— Written task —
From the listing that follows, output everything exactly except the pictures.

— Given records —
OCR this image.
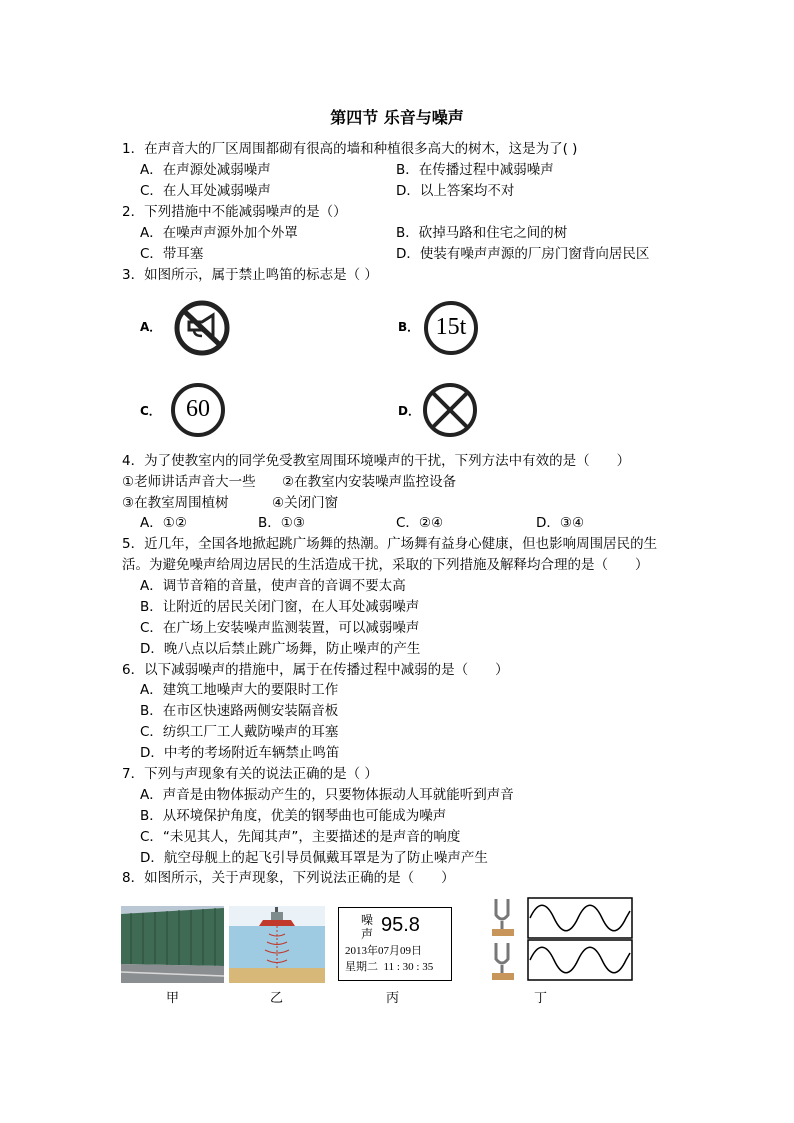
第四节 乐音与噪声
1．在声音大的厂区周围都砌有很高的墙和种植很多高大的树木，这是为了( )
A．在声源处减弱噪声	B．在传播过程中减弱噪声
C．在人耳处减弱噪声	D．以上答案均不对
2．下列措施中不能减弱噪声的是（）
A．在噪声声源外加个外罩	B．砍掉马路和住宅之间的树
C．带耳塞	D．使装有噪声声源的厂房门窗背向居民区
3．如图所示，属于禁止鸣笛的标志是（ ）
A．	B． 15t
C．	60	D．
4．为了使教室内的同学免受教室周围环境噪声的干扰，下列方法中有效的是（　　）
①老师讲话声音大一些 ②在教室内安装噪声监控设备
③在教室周围植树	④关闭门窗
A．①②	B．①③	C．②④	D．③④
5．近几年，全国各地掀起跳广场舞的热潮。广场舞有益身心健康，但也影响周围居民的生
活。为避免噪声给周边居民的生活造成干扰，采取的下列措施及解释均合理的是（　　）
A．调节音箱的音量，使声音的音调不要太高
B．让附近的居民关闭门窗，在人耳处减弱噪声
C．在广场上安装噪声监测装置，可以减弱噪声
D．晚八点以后禁止跳广场舞，防止噪声的产生
6．以下减弱噪声的措施中，属于在传播过程中减弱的是（　　）
A．建筑工地噪声大的要限时工作
B．在市区快速路两侧安装隔音板
C．纺织工厂工人戴防噪声的耳塞
D．中考的考场附近车辆禁止鸣笛
7．下列与声现象有关的说法正确的是（ ）
A．声音是由物体振动产生的，只要物体振动人耳就能听到声音
B．从环境保护角度，优美的钢琴曲也可能成为噪声
C．“未见其人，先闻其声”，主要描述的是声音的响度
D．航空母舰上的起飞引导员佩戴耳罩是为了防止噪声产生
8．如图所示，关于声现象，下列说法正确的是（　　）
甲	乙
噪
声 95.8
2013年07月09日
星期二  11 : 30 : 35
丙	丁
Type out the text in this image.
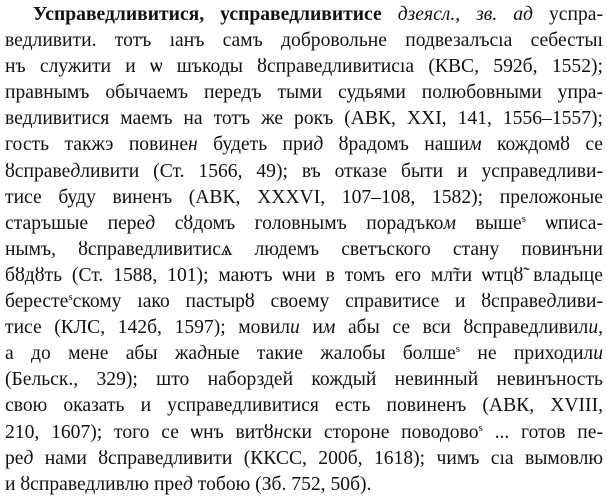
Усправедливитися, усправедливитисе дзеясл., зв. ад успра-
ведливити. тотъ ıанъ самъ добровольне подвезалъсıа себестыı
нъ служити и ѡ шъкоды ȣсправедливитисıа (КВС, 592б, 1552);
правнымъ обычаемъ передъ тыми судьями полюбовными упра-
ведливитися маемъ на тотъ же рокъ (АВК, XXI, 141, 1556–1557);
гость такжэ повинен будеть прид ȣрадомъ нашим кождомȣ се
ȣсправедливити (Ст. 1566, 49); въ отказе быти и усправедливи-
тисе буду виненъ (АВК, XXXVI, 107–108, 1582); преложоные
старъшые перед сȣдомъ головнымъ порадъком выше$^s$ ѡписа-
нымъ, ȣсправедливитисѧ людемъ светъского стану повинъни
бȣдȣть (Ст. 1588, 101); маютъ ѡни в томъ его мл̃ти ѡтцȣ̃ владыце
бересте$^s$скому ıако пастырȣ своему справитисе и ȣсправедливи-
тисе (КЛС, 142б, 1597); мовили им абы се вси ȣсправедливили,
а до мене абы жадные такие жалобы болше$^s$ не приходили
(Бельск., 329); што наборздей кождый невинный невинъность
свою оказать и усправедливитися есть повиненъ (АВК, XVIII,
210, 1607); того се ѡнъ витȣнски стороне поводово$^s$ ... готов пе-
ред нами ȣсправедливити (ККСС, 200б, 1618); чимъ сıа вымовлю
и ȣсправедливлю пред тобою (Зб. 752, 50б).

— Result for this exercise —
OCR this image.
第四节 乐音与噪声
1．在声音大的厂区周围都砌有很高的墙和种植很多高大的树木，这是为了( )
A．在声源处减弱噪声	B．在传播过程中减弱噪声
C．在人耳处减弱噪声	D．以上答案均不对
2．下列措施中不能减弱噪声的是（）
A．在噪声声源外加个外罩	B．砍掉马路和住宅之间的树
C．带耳塞	D．使装有噪声声源的厂房门窗背向居民区
3．如图所示，属于禁止鸣笛的标志是（ ）
A．	B． 15t
C．	60	D．
4．为了使教室内的同学免受教室周围环境噪声的干扰，下列方法中有效的是（　　）
①老师讲话声音大一些 ②在教室内安装噪声监控设备
③在教室周围植树	④关闭门窗
A．①②	B．①③	C．②④	D．③④
5．近几年，全国各地掀起跳广场舞的热潮。广场舞有益身心健康，但也影响周围居民的生
活。为避免噪声给周边居民的生活造成干扰，采取的下列措施及解释均合理的是（　　）
A．调节音箱的音量，使声音的音调不要太高
B．让附近的居民关闭门窗，在人耳处减弱噪声
C．在广场上安装噪声监测装置，可以减弱噪声
D．晚八点以后禁止跳广场舞，防止噪声的产生
6．以下减弱噪声的措施中，属于在传播过程中减弱的是（　　）
A．建筑工地噪声大的要限时工作
B．在市区快速路两侧安装隔音板
C．纺织工厂工人戴防噪声的耳塞
D．中考的考场附近车辆禁止鸣笛
7．下列与声现象有关的说法正确的是（ ）
A．声音是由物体振动产生的，只要物体振动人耳就能听到声音
B．从环境保护角度，优美的钢琴曲也可能成为噪声
C．“未见其人，先闻其声”，主要描述的是声音的响度
D．航空母舰上的起飞引导员佩戴耳罩是为了防止噪声产生
8．如图所示，关于声现象，下列说法正确的是（　　）
甲	乙
噪
声 95.8
2013年07月09日
星期二  11 : 30 : 35
丙	丁
Type out the text in this image.
Усправедливитися, усправедливитисе дзеясл., зв. ад успра-
ведливити. тотъ ıанъ самъ добровольне подвезалъсıа себестыı
нъ служити и ѡ шъкоды ȣсправедливитисıа (КВС, 592б, 1552);
правнымъ обычаемъ передъ тыми судьями полюбовными упра-
ведливитися маемъ на тотъ же рокъ (АВК, XXI, 141, 1556–1557);
гость такжэ повинен будеть прид ȣрадомъ нашим кождомȣ се
ȣсправедливити (Ст. 1566, 49); въ отказе быти и усправедливи-
тисе буду виненъ (АВК, XXXVI, 107–108, 1582); преложоные
старъшые перед сȣдомъ головнымъ порадъком выше$^s$ ѡписа-
нымъ, ȣсправедливитисѧ людемъ светъского стану повинъни
бȣдȣть (Ст. 1588, 101); маютъ ѡни в томъ его мл̃ти ѡтцȣ̃ владыце
бересте$^s$скому ıако пастырȣ своему справитисе и ȣсправедливи-
тисе (КЛС, 142б, 1597); мовили им абы се вси ȣсправедливили,
а до мене абы жадные такие жалобы болше$^s$ не приходили
(Бельск., 329); што наборздей кождый невинный невинъность
свою оказать и усправедливитися есть повиненъ (АВК, XVIII,
210, 1607); того се ѡнъ витȣнски стороне поводово$^s$ ... готов пе-
ред нами ȣсправедливити (ККСС, 200б, 1618); чимъ сıа вымовлю
и ȣсправедливлю пред тобою (Зб. 752, 50б).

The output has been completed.